[start]
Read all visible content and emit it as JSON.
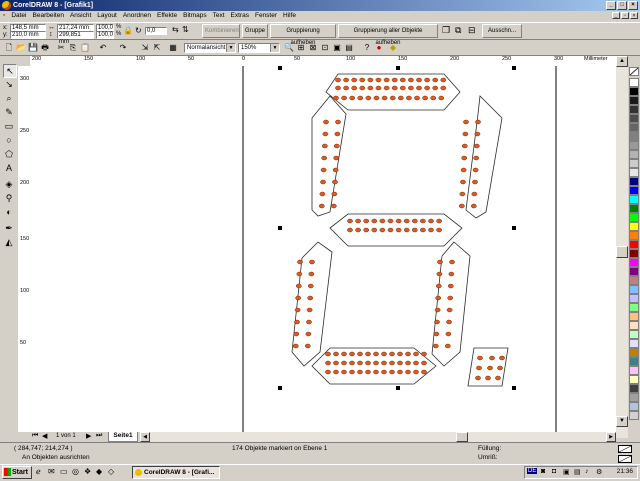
{
  "window": {
    "title": "CorelDRAW 8 - [Grafik1]"
  },
  "menu": [
    "Datei",
    "Bearbeiten",
    "Ansicht",
    "Layout",
    "Anordnen",
    "Effekte",
    "Bitmaps",
    "Text",
    "Extras",
    "Fenster",
    "Hilfe"
  ],
  "property_bar": {
    "x": "148,5 mm",
    "y": "210,0 mm",
    "width": "217,24 mm",
    "height": "299,851 mm",
    "scale_x": "100,0",
    "scale_y": "100,0",
    "pct": "%",
    "angle": "0,0",
    "combine_label": "Kombinieren",
    "group_label": "Gruppe",
    "ungroup_label": "Gruppierung aufheben",
    "ungroup_all_label": "Gruppierung aller Objekte aufheben",
    "outline_label": "Ausschn..."
  },
  "standard_bar": {
    "view_mode": "Normalansicht",
    "zoom": "150%"
  },
  "ruler": {
    "unit": "Millimeter",
    "h_labels": [
      "200",
      "150",
      "100",
      "50",
      "0",
      "50",
      "100",
      "150",
      "200",
      "250",
      "300"
    ],
    "v_labels": [
      "300",
      "250",
      "200",
      "150",
      "100",
      "50"
    ]
  },
  "page_nav": {
    "position": "1 von 1",
    "tab": "Seite1"
  },
  "status": {
    "coords": "( 284,747; 214,274 )",
    "hint": "An Objekten ausrichten",
    "selection": "174 Objekte markiert on Ebene 1",
    "fill_label": "Füllung:",
    "outline_label": "Umriß:"
  },
  "taskbar": {
    "start": "Start",
    "task": "CorelDRAW 8 - [Grafi...",
    "clock": "21:36",
    "tray_lang": "DE"
  },
  "colors": {
    "title_start": "#0a246a",
    "title_end": "#a6caf0",
    "led_fill": "#e05a20",
    "led_stroke": "#2a2a2a",
    "palette": [
      "#ffffff",
      "#000000",
      "#1a1a1a",
      "#333333",
      "#4d4d4d",
      "#666666",
      "#808080",
      "#999999",
      "#b3b3b3",
      "#cccccc",
      "#e6e6e6",
      "#000080",
      "#0000ff",
      "#00ffff",
      "#008000",
      "#00ff00",
      "#ffff00",
      "#ff8000",
      "#ff0000",
      "#800000",
      "#ff00ff",
      "#800080",
      "#c08080",
      "#80c0ff",
      "#c0c0ff",
      "#80ff80",
      "#ffc080",
      "#ffe0c0",
      "#c0ffc0",
      "#e0e0ff",
      "#c08000",
      "#408080",
      "#ffc0ff",
      "#ffffc0",
      "#404040",
      "#a0a0a0",
      "#b0c4de",
      "#d0d0d0"
    ]
  }
}
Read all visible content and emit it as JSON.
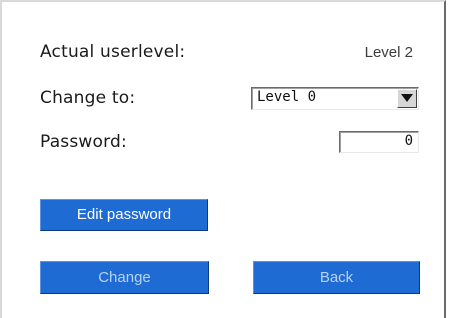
{
  "form": {
    "actual_label": "Actual userlevel:",
    "actual_value": "Level 2",
    "change_label": "Change to:",
    "change_value": "Level 0",
    "password_label": "Password:",
    "password_value": "0"
  },
  "buttons": {
    "edit_password": "Edit password",
    "change": "Change",
    "back": "Back"
  },
  "icons": {
    "dropdown": "triangle-down-icon"
  },
  "colors": {
    "button_bg": "#1f6bd4",
    "button_text": "#ffffff",
    "button_text_disabled": "#b9d2f3"
  }
}
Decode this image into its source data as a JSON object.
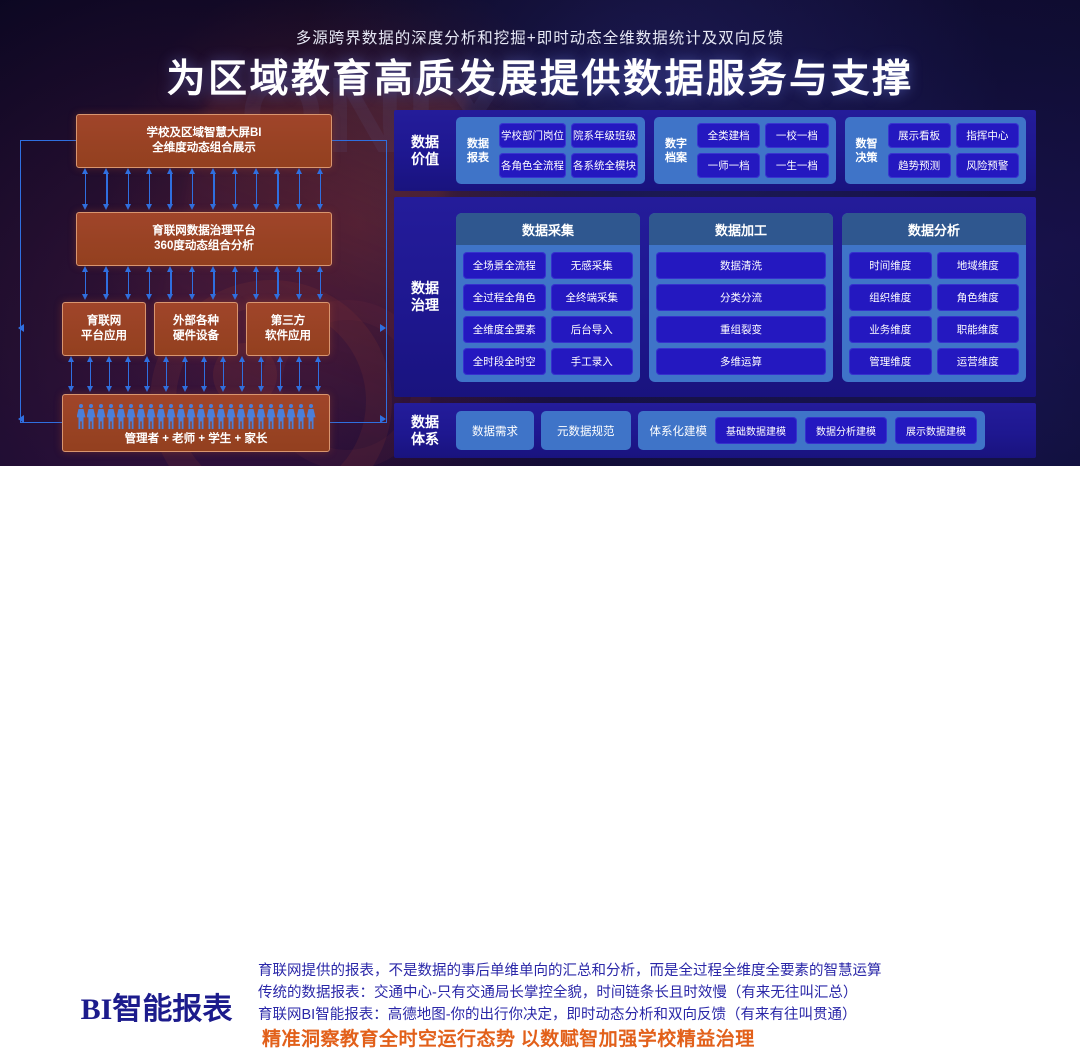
{
  "header": {
    "subtitle": "多源跨界数据的深度分析和挖掘+即时动态全维数据统计及双向反馈",
    "title": "为区域教育高质发展提供数据服务与支撑",
    "watermark": "ONIX"
  },
  "colors": {
    "hero_bg": "#0d0a28",
    "flow_box": "#a0452a",
    "arrow": "#2f6fe0",
    "band_bg": "#241c9a",
    "group_bg": "#3f74c8",
    "pill_bg": "#2418c0",
    "col_head": "#2f578f",
    "foot_title": "#1c1b8c",
    "foot_text": "#2a27a8",
    "foot_tag": "#e2601a"
  },
  "flow": {
    "boxes": [
      {
        "line1": "学校及区域智慧大屏BI",
        "line2": "全维度动态组合展示"
      },
      {
        "line1": "育联网数据治理平台",
        "line2": "360度动态组合分析"
      },
      {
        "line1": "育联网",
        "line2": "平台应用"
      },
      {
        "line1": "外部各种",
        "line2": "硬件设备"
      },
      {
        "line1": "第三方",
        "line2": "软件应用"
      }
    ],
    "users_label": "管理者 + 老师 + 学生 + 家长",
    "people_count": 24
  },
  "rows": [
    {
      "label_1": "数据",
      "label_2": "价值",
      "groups": [
        {
          "name_1": "数据",
          "name_2": "报表",
          "items": [
            "学校部门岗位",
            "院系年级班级",
            "各角色全流程",
            "各系统全模块"
          ]
        },
        {
          "name_1": "数字",
          "name_2": "档案",
          "items": [
            "全类建档",
            "一校一档",
            "一师一档",
            "一生一档"
          ]
        },
        {
          "name_1": "数智",
          "name_2": "决策",
          "items": [
            "展示看板",
            "指挥中心",
            "趋势预测",
            "风险预警"
          ]
        }
      ]
    }
  ],
  "governance": {
    "label_1": "数据",
    "label_2": "治理",
    "columns": [
      {
        "head": "数据采集",
        "cols": 2,
        "items": [
          "全场景全流程",
          "无感采集",
          "全过程全角色",
          "全终端采集",
          "全维度全要素",
          "后台导入",
          "全时段全时空",
          "手工录入"
        ]
      },
      {
        "head": "数据加工",
        "cols": 1,
        "items": [
          "数据清洗",
          "分类分流",
          "重组裂变",
          "多维运算"
        ]
      },
      {
        "head": "数据分析",
        "cols": 2,
        "items": [
          "时间维度",
          "地域维度",
          "组织维度",
          "角色维度",
          "业务维度",
          "职能维度",
          "管理维度",
          "运营维度"
        ]
      }
    ]
  },
  "system": {
    "label_1": "数据",
    "label_2": "体系",
    "chips": [
      "数据需求",
      "元数据规范"
    ],
    "modeling": {
      "name": "体系化建模",
      "subs": [
        "基础数据建模",
        "数据分析建模",
        "展示数据建模"
      ]
    }
  },
  "footer": {
    "title": "BI智能报表",
    "lines": [
      "育联网提供的报表，不是数据的事后单维单向的汇总和分析，而是全过程全维度全要素的智慧运算",
      "传统的数据报表：交通中心-只有交通局长掌控全貌，时间链条长且时效慢（有来无往叫汇总）",
      "育联网BI智能报表：高德地图-你的出行你决定，即时动态分析和双向反馈（有来有往叫贯通）"
    ],
    "tagline": "精准洞察教育全时空运行态势 以数赋智加强学校精益治理"
  }
}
[end]
### What this task involves
Look through the entries above and report each line where the string "aufheben" occurs.

### Response to the task
    "ungroup_label": "Gruppierung aufheben",
    "ungroup_all_label": "Gruppierung aller Objekte aufheben",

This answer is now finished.